** PROVIDED ENTRIES **
..........

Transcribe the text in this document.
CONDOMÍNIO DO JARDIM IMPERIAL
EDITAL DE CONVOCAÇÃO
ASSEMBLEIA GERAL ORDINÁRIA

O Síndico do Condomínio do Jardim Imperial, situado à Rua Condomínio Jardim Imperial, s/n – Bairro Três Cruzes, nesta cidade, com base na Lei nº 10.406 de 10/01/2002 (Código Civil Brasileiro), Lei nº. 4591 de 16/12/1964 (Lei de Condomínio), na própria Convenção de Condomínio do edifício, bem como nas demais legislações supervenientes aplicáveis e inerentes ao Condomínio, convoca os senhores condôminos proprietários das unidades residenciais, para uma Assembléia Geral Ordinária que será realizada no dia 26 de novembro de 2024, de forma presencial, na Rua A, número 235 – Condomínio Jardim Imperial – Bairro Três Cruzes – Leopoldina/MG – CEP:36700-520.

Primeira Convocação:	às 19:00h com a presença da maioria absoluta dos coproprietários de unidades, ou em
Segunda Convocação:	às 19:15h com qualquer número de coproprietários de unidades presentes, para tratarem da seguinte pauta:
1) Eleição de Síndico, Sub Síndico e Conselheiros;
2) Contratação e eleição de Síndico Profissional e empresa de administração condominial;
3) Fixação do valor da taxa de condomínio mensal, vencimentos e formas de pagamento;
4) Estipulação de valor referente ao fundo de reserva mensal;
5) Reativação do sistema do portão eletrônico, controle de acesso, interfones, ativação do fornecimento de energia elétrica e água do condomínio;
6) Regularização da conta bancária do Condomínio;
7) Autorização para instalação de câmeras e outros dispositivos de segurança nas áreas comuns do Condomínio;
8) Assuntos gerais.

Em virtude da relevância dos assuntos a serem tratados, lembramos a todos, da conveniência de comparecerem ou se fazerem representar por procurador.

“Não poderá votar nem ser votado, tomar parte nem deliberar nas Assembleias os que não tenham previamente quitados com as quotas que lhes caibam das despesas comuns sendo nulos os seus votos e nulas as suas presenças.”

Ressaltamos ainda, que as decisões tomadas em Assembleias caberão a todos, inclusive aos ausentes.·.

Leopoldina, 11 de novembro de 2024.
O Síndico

..........

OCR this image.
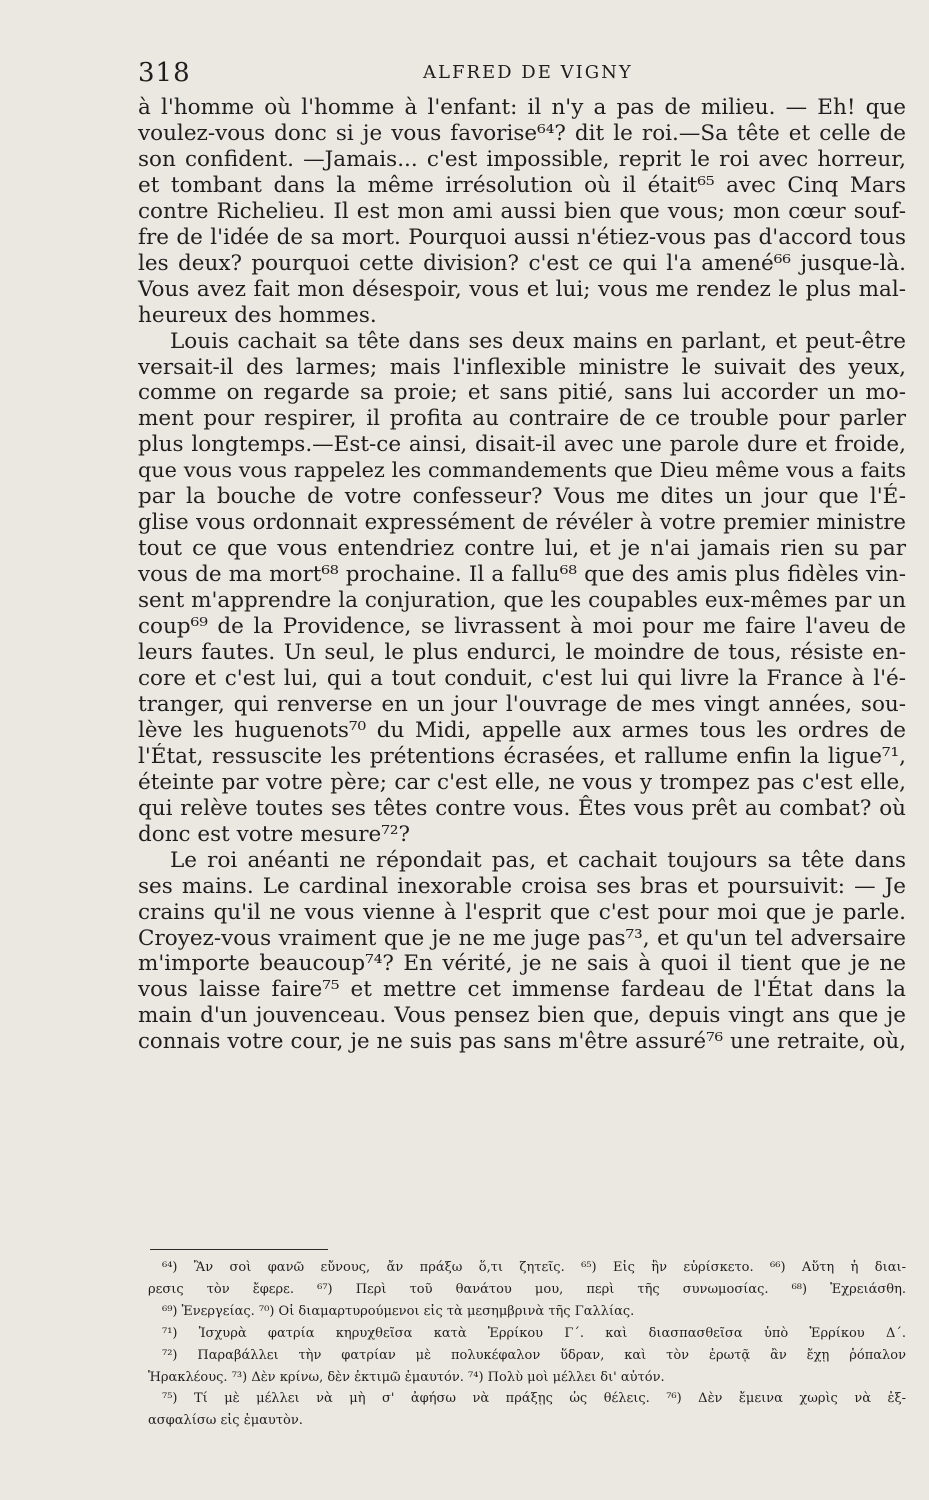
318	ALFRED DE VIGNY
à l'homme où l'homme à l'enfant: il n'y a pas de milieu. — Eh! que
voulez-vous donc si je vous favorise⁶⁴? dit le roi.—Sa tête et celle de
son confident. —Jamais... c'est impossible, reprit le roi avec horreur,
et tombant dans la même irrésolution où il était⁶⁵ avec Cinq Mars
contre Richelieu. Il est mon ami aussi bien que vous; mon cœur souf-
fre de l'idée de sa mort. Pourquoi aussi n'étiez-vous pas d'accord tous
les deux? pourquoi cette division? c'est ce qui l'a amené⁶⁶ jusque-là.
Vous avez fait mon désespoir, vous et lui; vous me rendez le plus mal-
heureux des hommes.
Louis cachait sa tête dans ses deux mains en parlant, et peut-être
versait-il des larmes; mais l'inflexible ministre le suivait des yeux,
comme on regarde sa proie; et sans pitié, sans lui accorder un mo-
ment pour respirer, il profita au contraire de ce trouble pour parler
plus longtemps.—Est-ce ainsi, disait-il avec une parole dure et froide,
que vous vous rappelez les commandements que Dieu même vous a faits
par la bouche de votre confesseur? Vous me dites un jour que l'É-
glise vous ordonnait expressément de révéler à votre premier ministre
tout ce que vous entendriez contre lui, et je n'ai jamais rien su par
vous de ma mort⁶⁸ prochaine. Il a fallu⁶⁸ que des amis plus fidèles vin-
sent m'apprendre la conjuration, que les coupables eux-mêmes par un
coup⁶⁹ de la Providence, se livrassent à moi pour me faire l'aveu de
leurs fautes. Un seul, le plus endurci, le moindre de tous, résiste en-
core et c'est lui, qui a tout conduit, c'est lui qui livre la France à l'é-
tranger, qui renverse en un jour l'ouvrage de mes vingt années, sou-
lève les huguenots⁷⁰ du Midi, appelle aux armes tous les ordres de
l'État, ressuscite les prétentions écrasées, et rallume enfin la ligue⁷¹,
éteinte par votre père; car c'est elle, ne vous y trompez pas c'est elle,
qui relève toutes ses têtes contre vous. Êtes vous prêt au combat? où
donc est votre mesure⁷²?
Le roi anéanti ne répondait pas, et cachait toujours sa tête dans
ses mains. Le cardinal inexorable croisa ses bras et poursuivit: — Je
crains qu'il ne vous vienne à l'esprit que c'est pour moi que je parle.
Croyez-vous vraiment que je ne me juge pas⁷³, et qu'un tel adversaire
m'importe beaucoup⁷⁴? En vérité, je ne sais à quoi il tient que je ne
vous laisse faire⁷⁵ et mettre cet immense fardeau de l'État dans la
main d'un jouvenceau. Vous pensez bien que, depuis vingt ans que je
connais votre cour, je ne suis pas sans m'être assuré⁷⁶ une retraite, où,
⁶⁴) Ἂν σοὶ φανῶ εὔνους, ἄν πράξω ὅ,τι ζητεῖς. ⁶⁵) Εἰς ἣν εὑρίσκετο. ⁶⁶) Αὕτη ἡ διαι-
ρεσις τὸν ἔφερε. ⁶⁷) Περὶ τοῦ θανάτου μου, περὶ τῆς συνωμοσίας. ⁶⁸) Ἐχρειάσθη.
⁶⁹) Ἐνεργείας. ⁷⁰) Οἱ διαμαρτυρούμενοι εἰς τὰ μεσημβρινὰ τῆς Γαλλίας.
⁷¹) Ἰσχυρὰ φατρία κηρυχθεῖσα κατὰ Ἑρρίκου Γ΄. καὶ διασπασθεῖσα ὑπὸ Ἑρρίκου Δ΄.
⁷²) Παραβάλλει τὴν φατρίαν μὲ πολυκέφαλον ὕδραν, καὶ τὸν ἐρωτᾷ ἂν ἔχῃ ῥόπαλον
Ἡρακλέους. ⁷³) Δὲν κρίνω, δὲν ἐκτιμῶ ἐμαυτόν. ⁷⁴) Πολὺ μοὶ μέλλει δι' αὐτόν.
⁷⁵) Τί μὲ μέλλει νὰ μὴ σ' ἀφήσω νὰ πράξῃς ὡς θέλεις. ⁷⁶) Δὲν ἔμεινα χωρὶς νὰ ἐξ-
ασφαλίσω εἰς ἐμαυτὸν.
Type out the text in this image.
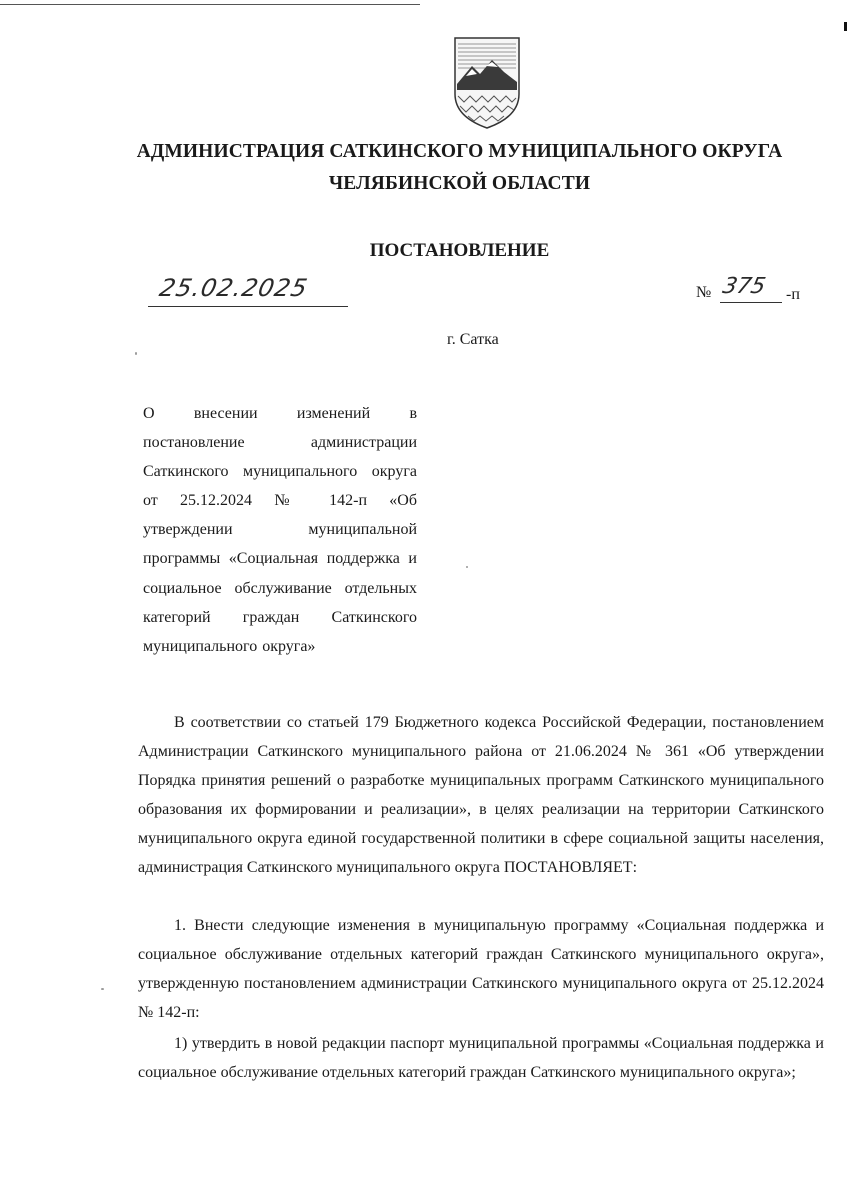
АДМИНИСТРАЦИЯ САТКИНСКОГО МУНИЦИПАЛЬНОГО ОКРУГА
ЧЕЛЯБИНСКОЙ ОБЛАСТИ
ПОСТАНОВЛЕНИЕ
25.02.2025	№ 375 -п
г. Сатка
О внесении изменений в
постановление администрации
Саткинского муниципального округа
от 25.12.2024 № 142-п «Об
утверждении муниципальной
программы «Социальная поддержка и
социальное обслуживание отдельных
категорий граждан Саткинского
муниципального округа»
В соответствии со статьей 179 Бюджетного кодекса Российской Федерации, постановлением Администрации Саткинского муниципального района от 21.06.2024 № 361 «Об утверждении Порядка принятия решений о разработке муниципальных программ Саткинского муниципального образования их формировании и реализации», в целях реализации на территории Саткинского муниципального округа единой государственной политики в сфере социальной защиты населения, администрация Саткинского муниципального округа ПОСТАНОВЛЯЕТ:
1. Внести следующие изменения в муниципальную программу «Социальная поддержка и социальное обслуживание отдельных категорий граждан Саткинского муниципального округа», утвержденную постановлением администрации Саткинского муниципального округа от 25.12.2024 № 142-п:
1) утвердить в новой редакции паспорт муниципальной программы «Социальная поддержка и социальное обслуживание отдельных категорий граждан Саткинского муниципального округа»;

..........

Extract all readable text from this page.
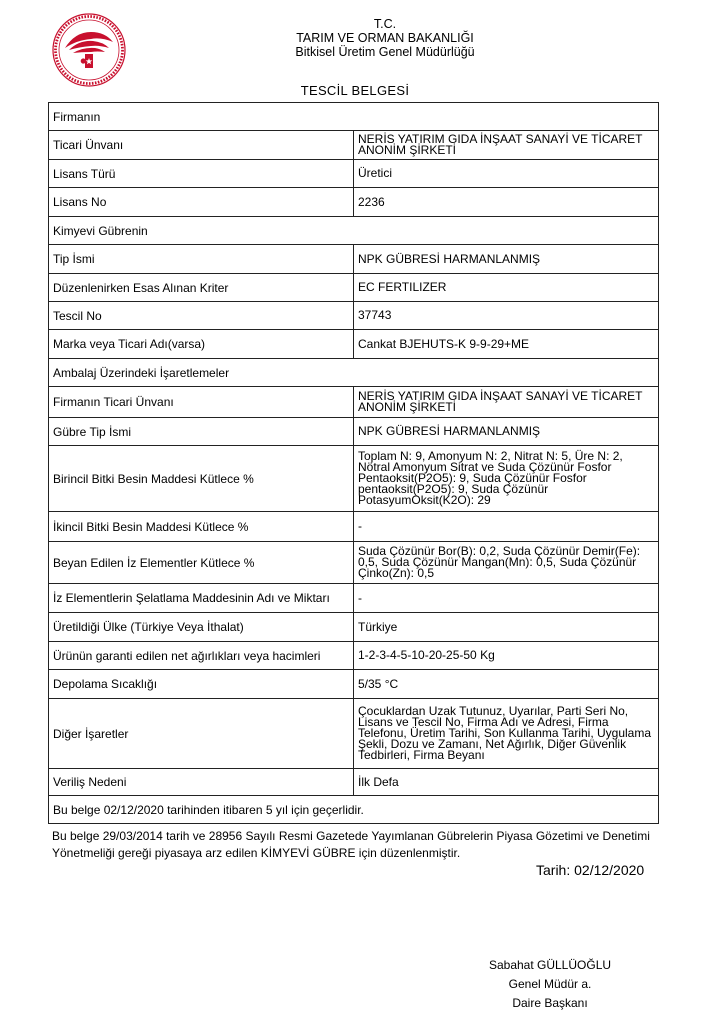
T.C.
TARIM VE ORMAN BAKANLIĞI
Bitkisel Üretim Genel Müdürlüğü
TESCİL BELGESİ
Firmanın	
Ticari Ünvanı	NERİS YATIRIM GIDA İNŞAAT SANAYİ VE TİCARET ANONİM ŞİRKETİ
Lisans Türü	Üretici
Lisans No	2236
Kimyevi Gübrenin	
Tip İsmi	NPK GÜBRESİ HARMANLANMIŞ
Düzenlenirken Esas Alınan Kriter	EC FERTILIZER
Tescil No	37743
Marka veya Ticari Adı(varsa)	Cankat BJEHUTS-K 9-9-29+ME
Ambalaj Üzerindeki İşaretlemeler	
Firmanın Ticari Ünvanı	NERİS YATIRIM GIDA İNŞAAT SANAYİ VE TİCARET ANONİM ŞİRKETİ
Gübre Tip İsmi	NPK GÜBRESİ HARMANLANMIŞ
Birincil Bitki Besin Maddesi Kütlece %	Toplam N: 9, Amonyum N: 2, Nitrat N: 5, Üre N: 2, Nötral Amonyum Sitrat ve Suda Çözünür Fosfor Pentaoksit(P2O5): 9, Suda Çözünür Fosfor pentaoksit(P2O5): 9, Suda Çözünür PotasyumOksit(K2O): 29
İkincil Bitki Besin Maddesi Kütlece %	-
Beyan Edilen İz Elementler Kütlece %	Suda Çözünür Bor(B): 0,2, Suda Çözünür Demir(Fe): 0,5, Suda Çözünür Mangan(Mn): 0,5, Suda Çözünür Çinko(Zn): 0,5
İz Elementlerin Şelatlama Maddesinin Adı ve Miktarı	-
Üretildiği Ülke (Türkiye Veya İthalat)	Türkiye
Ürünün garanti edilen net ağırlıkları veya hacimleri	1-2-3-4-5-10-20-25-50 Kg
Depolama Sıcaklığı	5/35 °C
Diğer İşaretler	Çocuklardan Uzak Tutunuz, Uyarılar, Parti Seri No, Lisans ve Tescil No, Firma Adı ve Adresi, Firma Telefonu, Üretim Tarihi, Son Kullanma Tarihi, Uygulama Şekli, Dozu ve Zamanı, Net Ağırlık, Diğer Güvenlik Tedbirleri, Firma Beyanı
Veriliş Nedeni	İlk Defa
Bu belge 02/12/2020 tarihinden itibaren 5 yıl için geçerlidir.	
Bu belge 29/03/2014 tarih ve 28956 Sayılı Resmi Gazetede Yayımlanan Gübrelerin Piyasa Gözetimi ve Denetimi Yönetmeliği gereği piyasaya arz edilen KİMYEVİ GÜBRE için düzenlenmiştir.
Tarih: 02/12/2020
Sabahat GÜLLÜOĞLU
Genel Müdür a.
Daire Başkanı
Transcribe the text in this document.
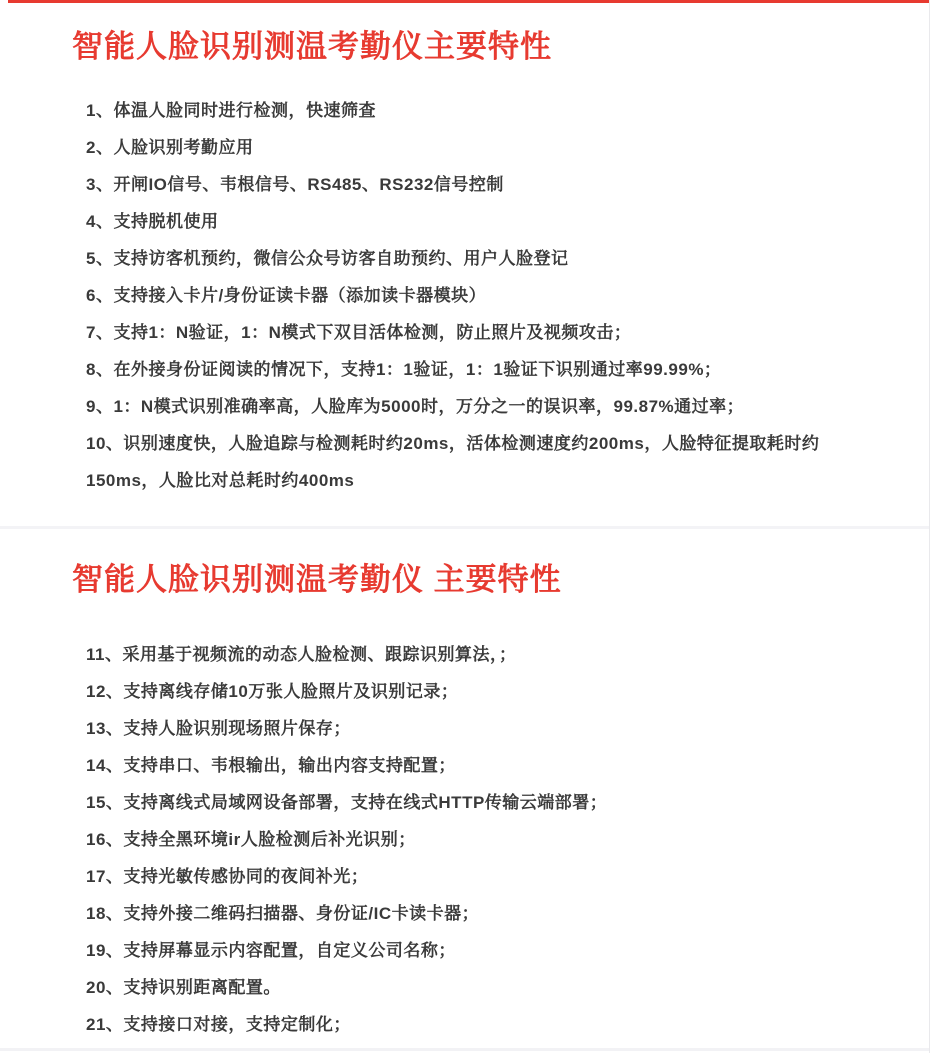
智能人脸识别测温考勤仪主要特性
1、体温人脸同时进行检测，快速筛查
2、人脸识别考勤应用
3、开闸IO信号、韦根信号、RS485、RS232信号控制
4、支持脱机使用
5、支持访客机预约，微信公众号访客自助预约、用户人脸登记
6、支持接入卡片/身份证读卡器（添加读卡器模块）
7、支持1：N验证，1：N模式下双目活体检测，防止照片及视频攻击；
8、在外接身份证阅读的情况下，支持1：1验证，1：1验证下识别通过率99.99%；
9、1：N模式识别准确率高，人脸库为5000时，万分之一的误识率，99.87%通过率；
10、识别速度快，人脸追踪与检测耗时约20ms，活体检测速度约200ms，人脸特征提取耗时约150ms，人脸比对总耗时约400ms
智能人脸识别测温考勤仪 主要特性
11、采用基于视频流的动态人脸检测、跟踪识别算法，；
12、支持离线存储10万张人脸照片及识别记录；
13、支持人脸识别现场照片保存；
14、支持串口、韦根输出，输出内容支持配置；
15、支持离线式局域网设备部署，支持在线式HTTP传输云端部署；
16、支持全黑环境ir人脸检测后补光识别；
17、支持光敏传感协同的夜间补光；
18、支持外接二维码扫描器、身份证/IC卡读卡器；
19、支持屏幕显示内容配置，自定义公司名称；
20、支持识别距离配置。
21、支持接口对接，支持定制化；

..........

Each line that holds the word "Suda" should be extracted from the records.

Birincil Bitki Besin Maddesi Kütlece %	Toplam N: 9, Amonyum N: 2, Nitrat N: 5, Üre N: 2, Nötral Amonyum Sitrat ve Suda Çözünür Fosfor Pentaoksit(P2O5): 9, Suda Çözünür Fosfor pentaoksit(P2O5): 9, Suda Çözünür PotasyumOksit(K2O): 29
Beyan Edilen İz Elementler Kütlece %	Suda Çözünür Bor(B): 0,2, Suda Çözünür Demir(Fe): 0,5, Suda Çözünür Mangan(Mn): 0,5, Suda Çözünür Çinko(Zn): 0,5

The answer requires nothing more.